PROBLEM DETAILS ▸ Repeat the whole listing exactly.

STORED ROWS ▸
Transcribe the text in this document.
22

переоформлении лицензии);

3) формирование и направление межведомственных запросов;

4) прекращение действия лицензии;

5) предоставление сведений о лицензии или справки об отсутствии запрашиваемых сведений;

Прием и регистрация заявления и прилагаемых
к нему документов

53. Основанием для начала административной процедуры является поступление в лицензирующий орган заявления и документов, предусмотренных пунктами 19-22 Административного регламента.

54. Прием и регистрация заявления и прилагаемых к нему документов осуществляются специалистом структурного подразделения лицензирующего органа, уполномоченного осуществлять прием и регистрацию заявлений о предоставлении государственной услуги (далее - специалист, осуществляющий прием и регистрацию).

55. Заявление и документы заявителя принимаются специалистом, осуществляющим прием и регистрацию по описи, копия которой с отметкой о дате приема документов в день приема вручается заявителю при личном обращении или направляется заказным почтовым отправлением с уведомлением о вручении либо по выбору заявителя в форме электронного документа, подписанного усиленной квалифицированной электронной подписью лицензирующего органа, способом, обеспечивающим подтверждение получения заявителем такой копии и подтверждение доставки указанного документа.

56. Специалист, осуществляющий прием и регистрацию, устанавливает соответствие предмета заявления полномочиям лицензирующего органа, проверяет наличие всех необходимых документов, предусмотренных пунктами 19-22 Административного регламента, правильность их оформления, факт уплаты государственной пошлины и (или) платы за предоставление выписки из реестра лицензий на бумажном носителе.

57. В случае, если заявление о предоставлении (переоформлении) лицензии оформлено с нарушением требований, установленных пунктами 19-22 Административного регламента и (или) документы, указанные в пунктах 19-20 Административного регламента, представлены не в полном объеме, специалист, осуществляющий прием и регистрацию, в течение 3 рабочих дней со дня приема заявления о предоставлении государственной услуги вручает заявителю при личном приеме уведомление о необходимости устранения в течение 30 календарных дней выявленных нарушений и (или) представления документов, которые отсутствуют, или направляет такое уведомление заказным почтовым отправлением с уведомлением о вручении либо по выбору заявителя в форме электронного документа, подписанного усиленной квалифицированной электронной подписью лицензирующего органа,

SOLUTION ▸
Transcribe the text in this document.
22

переоформлении лицензии);

3) формирование и направление межведомственных запросов;

4) прекращение действия лицензии;

5) предоставление сведений о лицензии или справки об отсутствии запрашиваемых сведений;

Прием и регистрация заявления и прилагаемых
к нему документов

53. Основанием для начала административной процедуры является поступление в лицензирующий орган заявления и документов, предусмотренных пунктами 19-22 Административного регламента.

54. Прием и регистрация заявления и прилагаемых к нему документов осуществляются специалистом структурного подразделения лицензирующего органа, уполномоченного осуществлять прием и регистрацию заявлений о предоставлении государственной услуги (далее - специалист, осуществляющий прием и регистрацию).

55. Заявление и документы заявителя принимаются специалистом, осуществляющим прием и регистрацию по описи, копия которой с отметкой о дате приема документов в день приема вручается заявителю при личном обращении или направляется заказным почтовым отправлением с уведомлением о вручении либо по выбору заявителя в форме электронного документа, подписанного усиленной квалифицированной электронной подписью лицензирующего органа, способом, обеспечивающим подтверждение получения заявителем такой копии и подтверждение доставки указанного документа.

56. Специалист, осуществляющий прием и регистрацию, устанавливает соответствие предмета заявления полномочиям лицензирующего органа, проверяет наличие всех необходимых документов, предусмотренных пунктами 19-22 Административного регламента, правильность их оформления, факт уплаты государственной пошлины и (или) платы за предоставление выписки из реестра лицензий на бумажном носителе.

57. В случае, если заявление о предоставлении (переоформлении) лицензии оформлено с нарушением требований, установленных пунктами 19-22 Административного регламента и (или) документы, указанные в пунктах 19-20 Административного регламента, представлены не в полном объеме, специалист, осуществляющий прием и регистрацию, в течение 3 рабочих дней со дня приема заявления о предоставлении государственной услуги вручает заявителю при личном приеме уведомление о необходимости устранения в течение 30 календарных дней выявленных нарушений и (или) представления документов, которые отсутствуют, или направляет такое уведомление заказным почтовым отправлением с уведомлением о вручении либо по выбору заявителя в форме электронного документа, подписанного усиленной квалифицированной электронной подписью лицензирующего органа,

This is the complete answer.